[Start Exercise input]
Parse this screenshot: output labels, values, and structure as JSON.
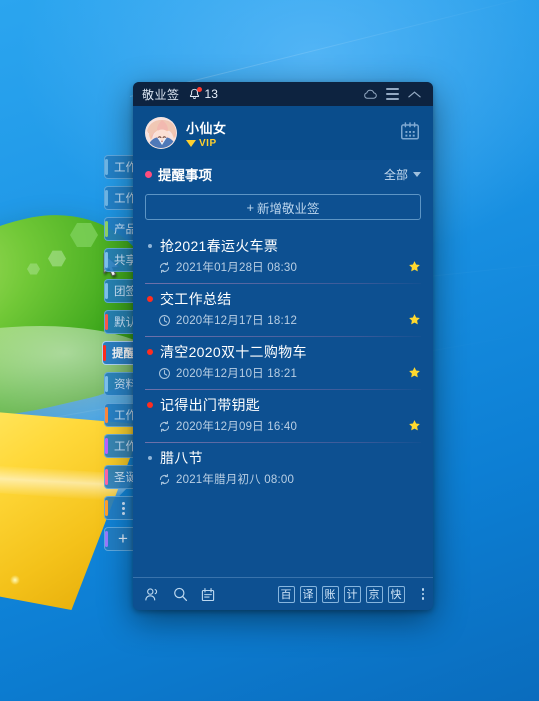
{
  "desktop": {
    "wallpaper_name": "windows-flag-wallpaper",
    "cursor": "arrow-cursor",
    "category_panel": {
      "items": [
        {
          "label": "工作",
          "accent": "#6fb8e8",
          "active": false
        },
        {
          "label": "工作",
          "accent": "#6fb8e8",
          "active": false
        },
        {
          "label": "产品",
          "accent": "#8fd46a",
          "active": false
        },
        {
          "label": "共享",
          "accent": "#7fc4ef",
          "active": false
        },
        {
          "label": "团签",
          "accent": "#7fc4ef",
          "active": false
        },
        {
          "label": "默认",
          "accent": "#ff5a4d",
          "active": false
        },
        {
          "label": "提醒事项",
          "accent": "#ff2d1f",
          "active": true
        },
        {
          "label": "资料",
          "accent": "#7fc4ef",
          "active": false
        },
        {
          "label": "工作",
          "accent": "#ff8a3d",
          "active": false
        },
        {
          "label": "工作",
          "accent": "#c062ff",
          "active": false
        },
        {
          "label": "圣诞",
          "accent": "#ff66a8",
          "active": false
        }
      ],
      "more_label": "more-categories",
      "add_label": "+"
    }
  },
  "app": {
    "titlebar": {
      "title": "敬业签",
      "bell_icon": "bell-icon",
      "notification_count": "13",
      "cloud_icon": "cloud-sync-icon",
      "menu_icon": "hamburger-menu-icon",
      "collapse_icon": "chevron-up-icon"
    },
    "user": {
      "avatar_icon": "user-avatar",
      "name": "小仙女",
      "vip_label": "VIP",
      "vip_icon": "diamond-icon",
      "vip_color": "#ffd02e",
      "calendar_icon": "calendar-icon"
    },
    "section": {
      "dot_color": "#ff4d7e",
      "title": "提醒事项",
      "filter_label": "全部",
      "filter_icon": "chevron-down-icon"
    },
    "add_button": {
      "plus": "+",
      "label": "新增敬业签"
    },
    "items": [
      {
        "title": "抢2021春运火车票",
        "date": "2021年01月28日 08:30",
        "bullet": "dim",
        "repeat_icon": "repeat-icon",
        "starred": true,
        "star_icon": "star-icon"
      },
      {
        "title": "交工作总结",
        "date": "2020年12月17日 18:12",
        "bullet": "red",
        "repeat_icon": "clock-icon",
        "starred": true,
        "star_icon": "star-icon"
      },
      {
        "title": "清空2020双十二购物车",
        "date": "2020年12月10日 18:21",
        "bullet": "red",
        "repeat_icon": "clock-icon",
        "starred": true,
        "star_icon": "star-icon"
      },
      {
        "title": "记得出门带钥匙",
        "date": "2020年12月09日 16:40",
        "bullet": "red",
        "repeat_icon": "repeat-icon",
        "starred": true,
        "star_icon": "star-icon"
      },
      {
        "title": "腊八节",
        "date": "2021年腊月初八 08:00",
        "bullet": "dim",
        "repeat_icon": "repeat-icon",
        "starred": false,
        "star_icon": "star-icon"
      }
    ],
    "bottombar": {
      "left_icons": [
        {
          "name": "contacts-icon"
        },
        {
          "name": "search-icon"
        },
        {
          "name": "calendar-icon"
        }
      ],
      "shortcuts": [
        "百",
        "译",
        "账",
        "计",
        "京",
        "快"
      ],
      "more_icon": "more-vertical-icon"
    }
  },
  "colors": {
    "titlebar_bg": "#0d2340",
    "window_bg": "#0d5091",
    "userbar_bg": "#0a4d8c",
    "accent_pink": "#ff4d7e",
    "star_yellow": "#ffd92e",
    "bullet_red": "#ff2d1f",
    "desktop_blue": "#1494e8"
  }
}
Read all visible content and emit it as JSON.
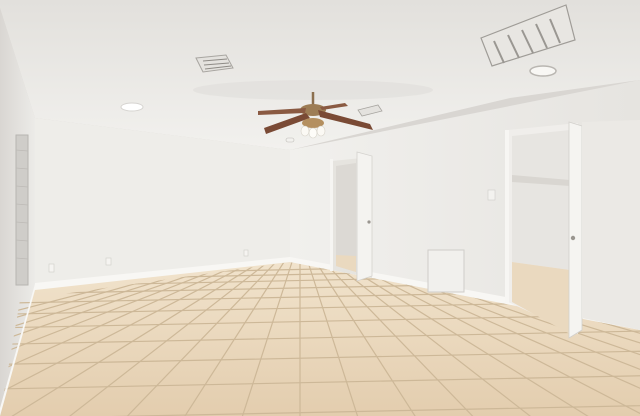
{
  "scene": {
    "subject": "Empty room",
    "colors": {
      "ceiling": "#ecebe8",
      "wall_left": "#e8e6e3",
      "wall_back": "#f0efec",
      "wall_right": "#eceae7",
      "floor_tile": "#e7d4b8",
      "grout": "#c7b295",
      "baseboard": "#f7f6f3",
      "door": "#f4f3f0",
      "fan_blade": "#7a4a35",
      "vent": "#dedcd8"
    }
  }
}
[End Exercise input]
Required task:
Restate the data above exactly, stripping out each image.

Result below:
Parse this screenshot: output labels, values, and structure as JSON.
{
  "desktop": {
    "wallpaper_name": "windows-flag-wallpaper",
    "cursor": "arrow-cursor",
    "category_panel": {
      "items": [
        {
          "label": "工作",
          "accent": "#6fb8e8",
          "active": false
        },
        {
          "label": "工作",
          "accent": "#6fb8e8",
          "active": false
        },
        {
          "label": "产品",
          "accent": "#8fd46a",
          "active": false
        },
        {
          "label": "共享",
          "accent": "#7fc4ef",
          "active": false
        },
        {
          "label": "团签",
          "accent": "#7fc4ef",
          "active": false
        },
        {
          "label": "默认",
          "accent": "#ff5a4d",
          "active": false
        },
        {
          "label": "提醒事项",
          "accent": "#ff2d1f",
          "active": true
        },
        {
          "label": "资料",
          "accent": "#7fc4ef",
          "active": false
        },
        {
          "label": "工作",
          "accent": "#ff8a3d",
          "active": false
        },
        {
          "label": "工作",
          "accent": "#c062ff",
          "active": false
        },
        {
          "label": "圣诞",
          "accent": "#ff66a8",
          "active": false
        }
      ],
      "more_label": "more-categories",
      "add_label": "+"
    }
  },
  "app": {
    "titlebar": {
      "title": "敬业签",
      "bell_icon": "bell-icon",
      "notification_count": "13",
      "cloud_icon": "cloud-sync-icon",
      "menu_icon": "hamburger-menu-icon",
      "collapse_icon": "chevron-up-icon"
    },
    "user": {
      "avatar_icon": "user-avatar",
      "name": "小仙女",
      "vip_label": "VIP",
      "vip_icon": "diamond-icon",
      "vip_color": "#ffd02e",
      "calendar_icon": "calendar-icon"
    },
    "section": {
      "dot_color": "#ff4d7e",
      "title": "提醒事项",
      "filter_label": "全部",
      "filter_icon": "chevron-down-icon"
    },
    "add_button": {
      "plus": "+",
      "label": "新增敬业签"
    },
    "items": [
      {
        "title": "抢2021春运火车票",
        "date": "2021年01月28日 08:30",
        "bullet": "dim",
        "repeat_icon": "repeat-icon",
        "starred": true,
        "star_icon": "star-icon"
      },
      {
        "title": "交工作总结",
        "date": "2020年12月17日 18:12",
        "bullet": "red",
        "repeat_icon": "clock-icon",
        "starred": true,
        "star_icon": "star-icon"
      },
      {
        "title": "清空2020双十二购物车",
        "date": "2020年12月10日 18:21",
        "bullet": "red",
        "repeat_icon": "clock-icon",
        "starred": true,
        "star_icon": "star-icon"
      },
      {
        "title": "记得出门带钥匙",
        "date": "2020年12月09日 16:40",
        "bullet": "red",
        "repeat_icon": "repeat-icon",
        "starred": true,
        "star_icon": "star-icon"
      },
      {
        "title": "腊八节",
        "date": "2021年腊月初八 08:00",
        "bullet": "dim",
        "repeat_icon": "repeat-icon",
        "starred": false,
        "star_icon": "star-icon"
      }
    ],
    "bottombar": {
      "left_icons": [
        {
          "name": "contacts-icon"
        },
        {
          "name": "search-icon"
        },
        {
          "name": "calendar-icon"
        }
      ],
      "shortcuts": [
        "百",
        "译",
        "账",
        "计",
        "京",
        "快"
      ],
      "more_icon": "more-vertical-icon"
    }
  },
  "colors": {
    "titlebar_bg": "#0d2340",
    "window_bg": "#0d5091",
    "userbar_bg": "#0a4d8c",
    "accent_pink": "#ff4d7e",
    "star_yellow": "#ffd92e",
    "bullet_red": "#ff2d1f",
    "desktop_blue": "#1494e8"
  }
}
Read all visible content and emit it as JSON.
{
  "scene": {
    "subject": "Empty room",
    "colors": {
      "ceiling": "#ecebe8",
      "wall_left": "#e8e6e3",
      "wall_back": "#f0efec",
      "wall_right": "#eceae7",
      "floor_tile": "#e7d4b8",
      "grout": "#c7b295",
      "baseboard": "#f7f6f3",
      "door": "#f4f3f0",
      "fan_blade": "#7a4a35",
      "vent": "#dedcd8"
    }
  }
}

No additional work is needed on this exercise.